## Given request
Drop the pictures, then extract the listing word for word.

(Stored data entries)
--*--

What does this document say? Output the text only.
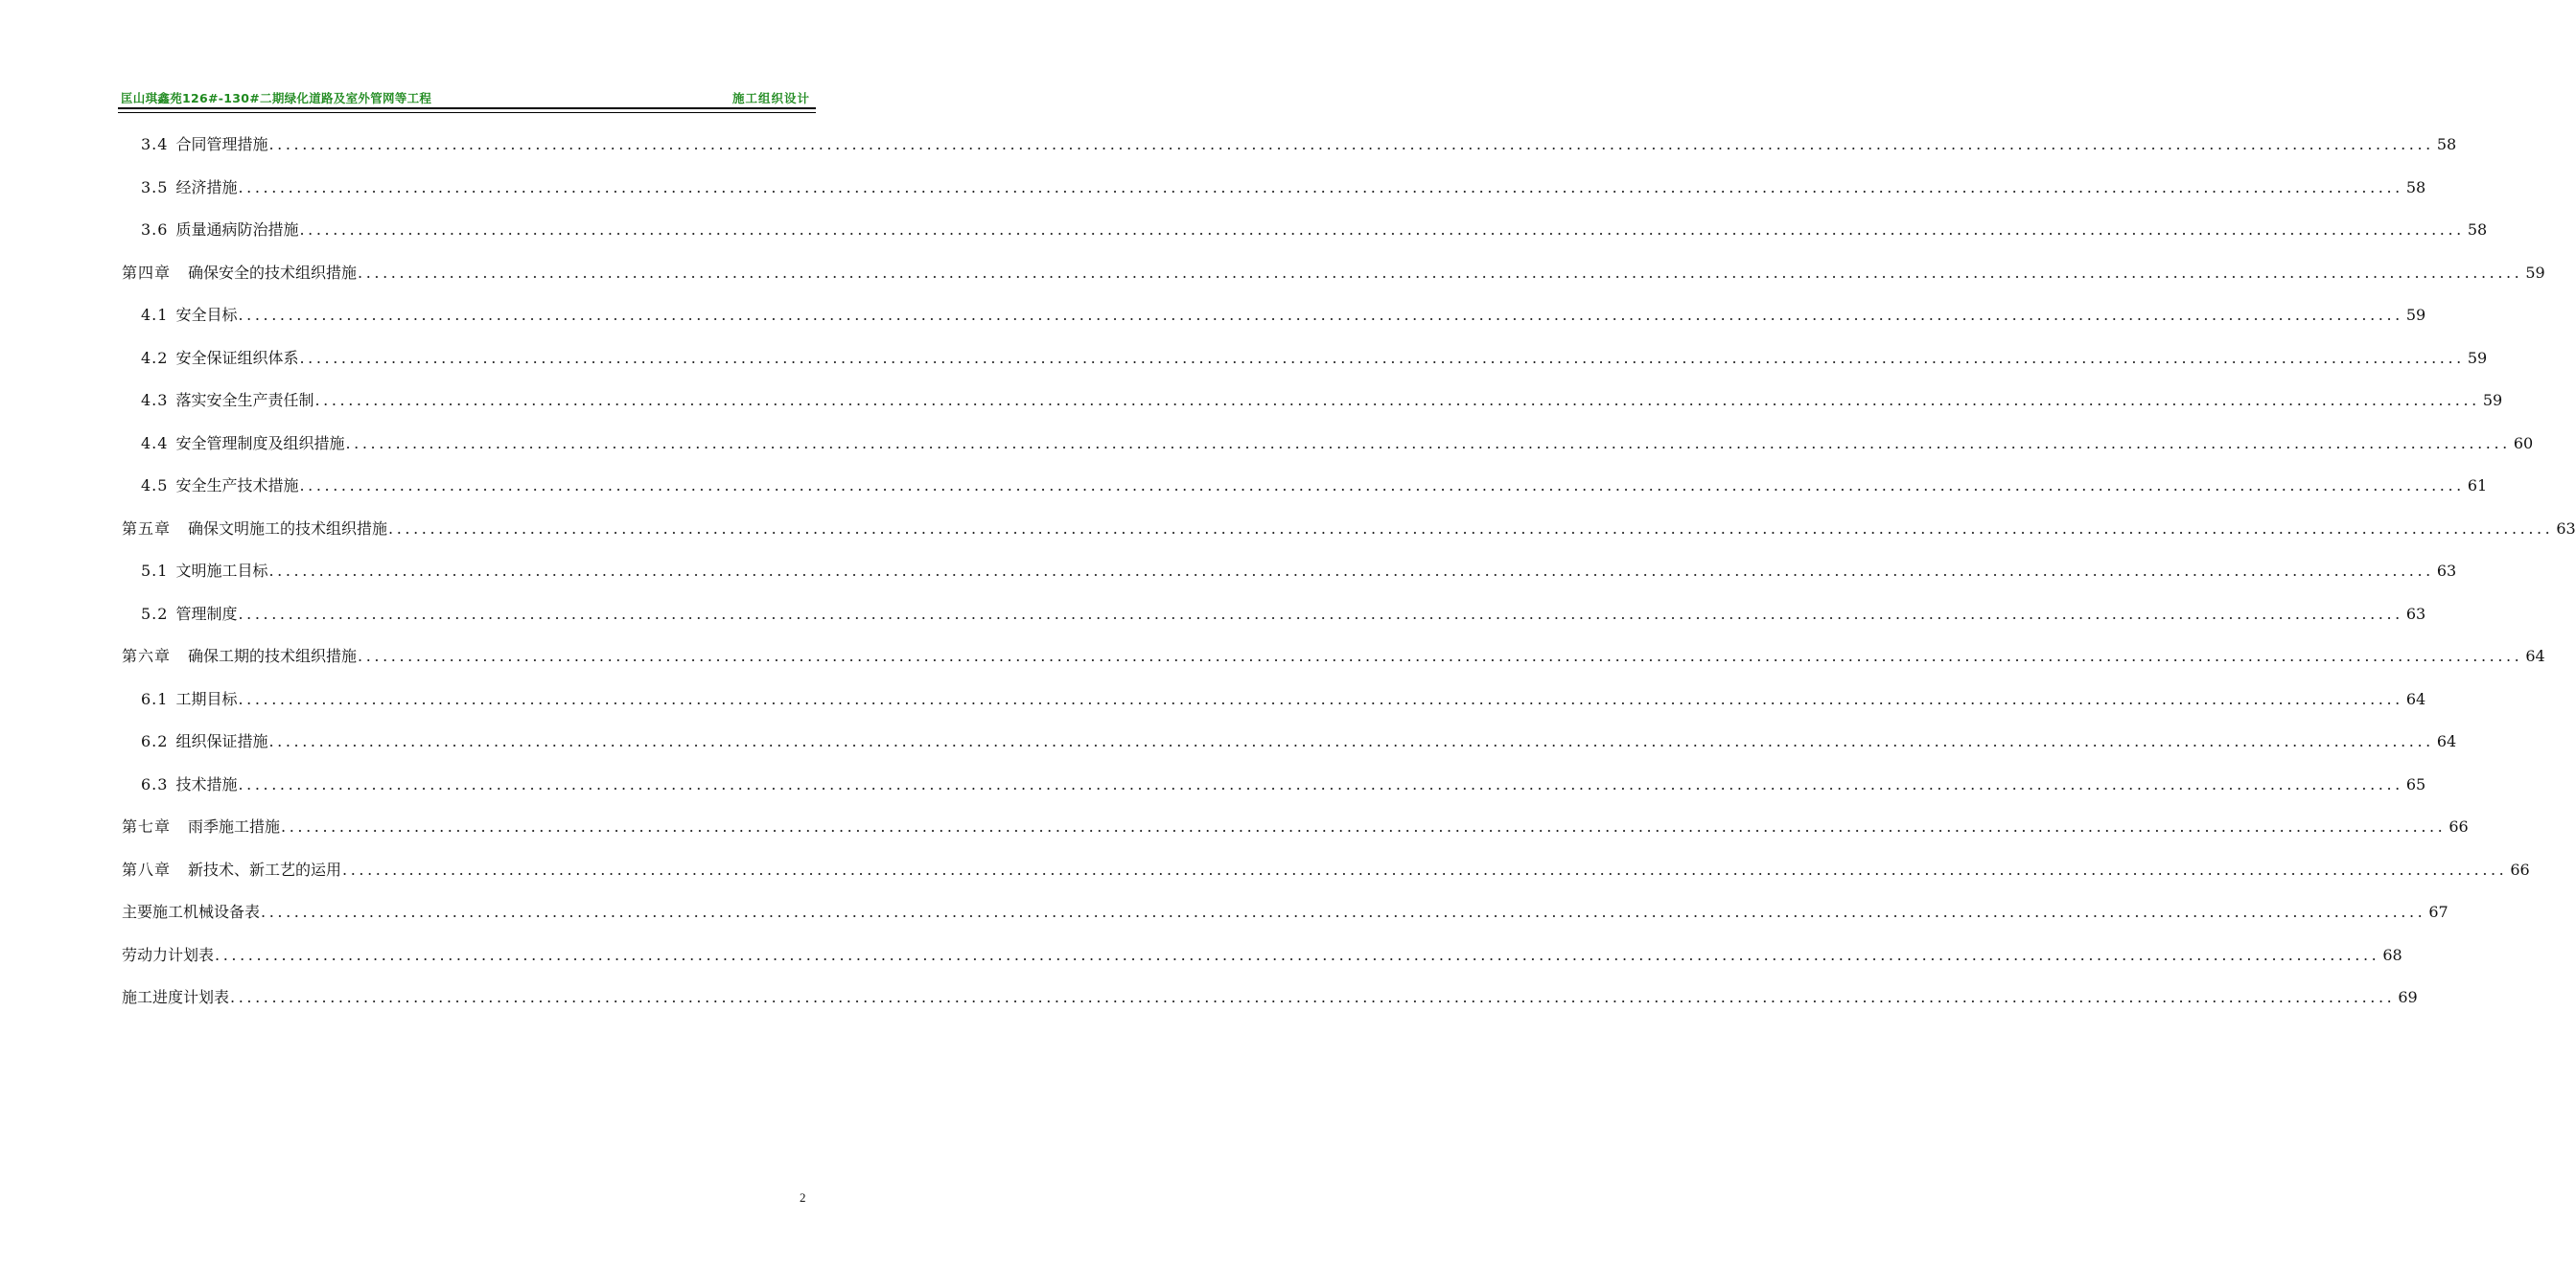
匡山琪鑫苑126#-130#二期绿化道路及室外管网等工程	施工组织设计
3.4 合同管理措施 .................................................................................................................................................................................................................................................................... 58
3.5 经济措施 .................................................................................................................................................................................................................................................................... 58
3.6 质量通病防治措施 .................................................................................................................................................................................................................................................................... 58
第四章 确保安全的技术组织措施 .................................................................................................................................................................................................................................................................... 59
4.1 安全目标 .................................................................................................................................................................................................................................................................... 59
4.2 安全保证组织体系 .................................................................................................................................................................................................................................................................... 59
4.3 落实安全生产责任制 .................................................................................................................................................................................................................................................................... 59
4.4 安全管理制度及组织措施 .................................................................................................................................................................................................................................................................... 60
4.5 安全生产技术措施 .................................................................................................................................................................................................................................................................... 61
第五章 确保文明施工的技术组织措施 .................................................................................................................................................................................................................................................................... 63
5.1 文明施工目标 .................................................................................................................................................................................................................................................................... 63
5.2 管理制度 .................................................................................................................................................................................................................................................................... 63
第六章 确保工期的技术组织措施 .................................................................................................................................................................................................................................................................... 64
6.1 工期目标 .................................................................................................................................................................................................................................................................... 64
6.2 组织保证措施 .................................................................................................................................................................................................................................................................... 64
6.3 技术措施 .................................................................................................................................................................................................................................................................... 65
第七章 雨季施工措施 .................................................................................................................................................................................................................................................................... 66
第八章 新技术、新工艺的运用 .................................................................................................................................................................................................................................................................... 66
主要施工机械设备表 .................................................................................................................................................................................................................................................................... 67
劳动力计划表 .................................................................................................................................................................................................................................................................... 68
施工进度计划表 .................................................................................................................................................................................................................................................................... 69
2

--*--

## Correct response
What does this document say? Output the text only.
匡山琪鑫苑126#-130#二期绿化道路及室外管网等工程	施工组织设计
3.4 合同管理措施 .................................................................................................................................................................................................................................................................... 58
3.5 经济措施 .................................................................................................................................................................................................................................................................... 58
3.6 质量通病防治措施 .................................................................................................................................................................................................................................................................... 58
第四章 确保安全的技术组织措施 .................................................................................................................................................................................................................................................................... 59
4.1 安全目标 .................................................................................................................................................................................................................................................................... 59
4.2 安全保证组织体系 .................................................................................................................................................................................................................................................................... 59
4.3 落实安全生产责任制 .................................................................................................................................................................................................................................................................... 59
4.4 安全管理制度及组织措施 .................................................................................................................................................................................................................................................................... 60
4.5 安全生产技术措施 .................................................................................................................................................................................................................................................................... 61
第五章 确保文明施工的技术组织措施 .................................................................................................................................................................................................................................................................... 63
5.1 文明施工目标 .................................................................................................................................................................................................................................................................... 63
5.2 管理制度 .................................................................................................................................................................................................................................................................... 63
第六章 确保工期的技术组织措施 .................................................................................................................................................................................................................................................................... 64
6.1 工期目标 .................................................................................................................................................................................................................................................................... 64
6.2 组织保证措施 .................................................................................................................................................................................................................................................................... 64
6.3 技术措施 .................................................................................................................................................................................................................................................................... 65
第七章 雨季施工措施 .................................................................................................................................................................................................................................................................... 66
第八章 新技术、新工艺的运用 .................................................................................................................................................................................................................................................................... 66
主要施工机械设备表 .................................................................................................................................................................................................................................................................... 67
劳动力计划表 .................................................................................................................................................................................................................................................................... 68
施工进度计划表 .................................................................................................................................................................................................................................................................... 69
2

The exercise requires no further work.